__Exercise directions__: Pick out every line in the entries below that contains the string "github", and copy each one.

__Material for this exercise__:
────────────────

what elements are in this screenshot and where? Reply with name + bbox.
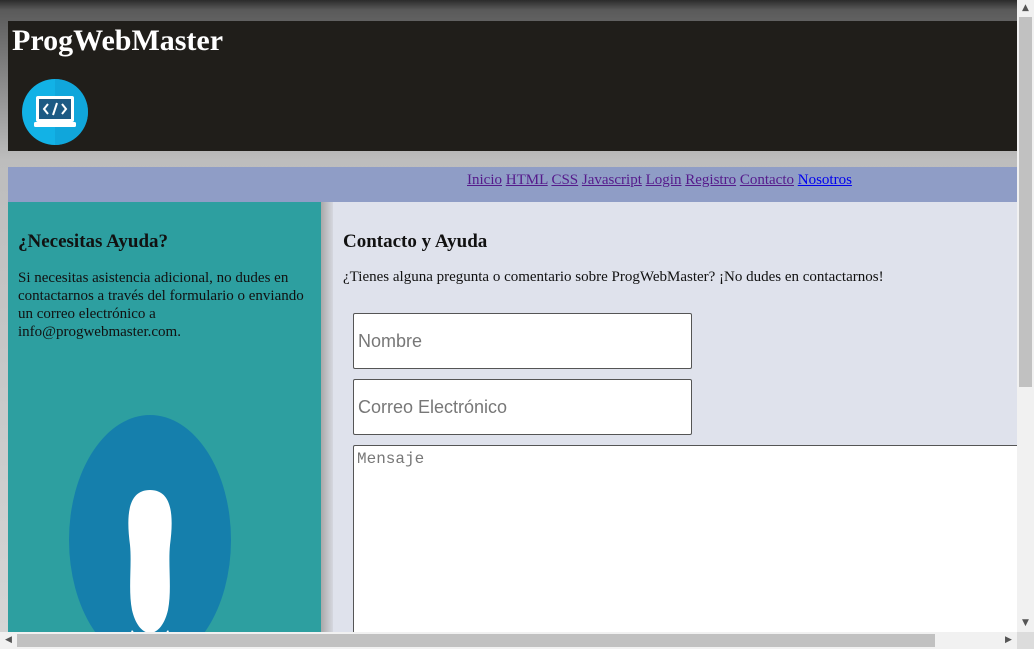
- scroll-up-icon[interactable]: ▲: [1017, 0, 1034, 17]
- nav-link-inicio[interactable]: Inicio: [467, 172, 502, 188]
- nav-link-css[interactable]: CSS: [551, 172, 578, 188]
- email-field[interactable]: [353, 379, 692, 435]
- scroll-down-icon[interactable]: ▼: [1017, 615, 1034, 632]
- scroll-right-icon[interactable]: ▶: [1000, 632, 1017, 649]
- help-text: Si necesitas asistencia adicional, no du…: [18, 270, 304, 340]
- nav-link-nosotros[interactable]: Nosotros: [798, 172, 852, 188]
- contact-title: Contacto y Ayuda: [343, 231, 488, 252]
- vertical-scrollbar[interactable]: ▲ ▼: [1017, 0, 1034, 632]
- page-viewport: ProgWebMaster Inicio HTML CSS Javascript…: [0, 0, 1017, 632]
- nav-link-contacto[interactable]: Contacto: [740, 172, 794, 188]
- main-nav: Inicio HTML CSS Javascript Login Registr…: [8, 167, 1017, 202]
- nav-links: Inicio HTML CSS Javascript Login Registr…: [467, 171, 852, 189]
- laptop-code-icon: [22, 79, 88, 145]
- column-divider: [321, 202, 333, 632]
- nav-link-login[interactable]: Login: [646, 172, 682, 188]
- horizontal-scroll-thumb[interactable]: [17, 634, 935, 647]
- contact-section: Contacto y Ayuda ¿Tienes alguna pregunta…: [333, 202, 1017, 632]
- scroll-left-icon[interactable]: ◀: [0, 632, 17, 649]
- user-avatar-icon: [69, 415, 231, 632]
- horizontal-scrollbar[interactable]: ◀ ▶: [0, 632, 1017, 649]
- vertical-scroll-thumb[interactable]: [1019, 17, 1032, 387]
- contact-intro: ¿Tienes alguna pregunta o comentario sob…: [343, 269, 884, 285]
- site-title: ProgWebMaster: [12, 24, 224, 57]
- message-field[interactable]: [353, 445, 1017, 632]
- nav-link-javascript[interactable]: Javascript: [582, 172, 642, 188]
- nav-link-registro[interactable]: Registro: [685, 172, 736, 188]
- help-title: ¿Necesitas Ayuda?: [18, 231, 169, 252]
- name-field[interactable]: [353, 313, 692, 369]
- site-header: ProgWebMaster: [8, 21, 1017, 151]
- scrollbar-corner: [1017, 632, 1034, 649]
- help-sidebar: ¿Necesitas Ayuda? Si necesitas asistenci…: [8, 202, 321, 632]
- nav-link-html[interactable]: HTML: [506, 172, 548, 188]
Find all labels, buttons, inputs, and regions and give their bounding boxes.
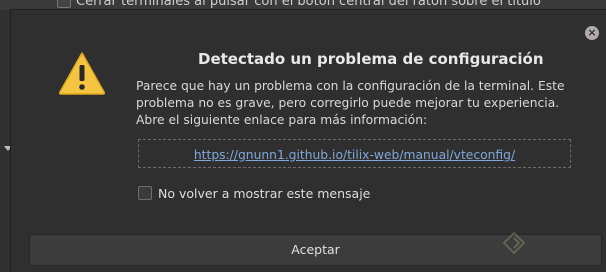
dialog-message: Parece que hay un problema con la config… [136, 79, 565, 127]
dont-show-again-label[interactable]: No volver a mostrar este mensaje [158, 186, 370, 201]
close-icon[interactable]: × [585, 26, 599, 40]
dont-show-again-checkbox[interactable] [138, 186, 152, 200]
dialog-title: Detectado un problema de configuración [198, 50, 544, 68]
vteconfig-link[interactable]: https://gnunn1.github.io/tilix-web/manua… [194, 148, 515, 162]
link-container: https://gnunn1.github.io/tilix-web/manua… [138, 139, 571, 168]
background-checkbox[interactable] [57, 0, 71, 8]
background-option-text: Cerrar terminales al pulsar con el botón… [76, 0, 541, 9]
warning-icon [58, 52, 106, 95]
dont-show-again-row[interactable]: No volver a mostrar este mensaje [138, 185, 370, 201]
screen: Cerrar terminales al pulsar con el botón… [0, 0, 606, 272]
watermark-icon [503, 232, 525, 254]
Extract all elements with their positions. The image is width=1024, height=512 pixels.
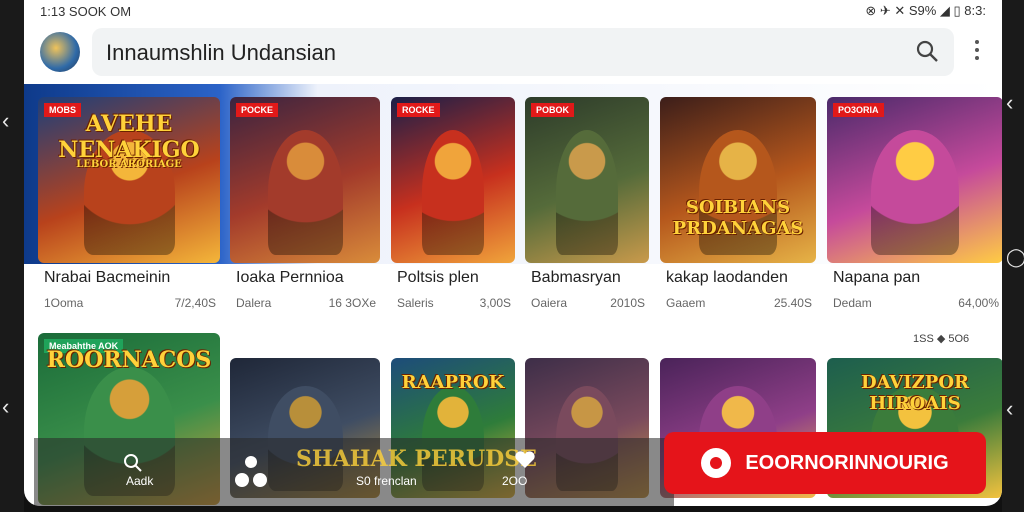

────────────────

__Exercise response__:
vteconfig-link[interactable]: https://gnunn1.github.io/tilix-web/manua… [194, 148, 515, 162]
link-container: https://gnunn1.github.io/tilix-web/manua… [138, 139, 571, 168]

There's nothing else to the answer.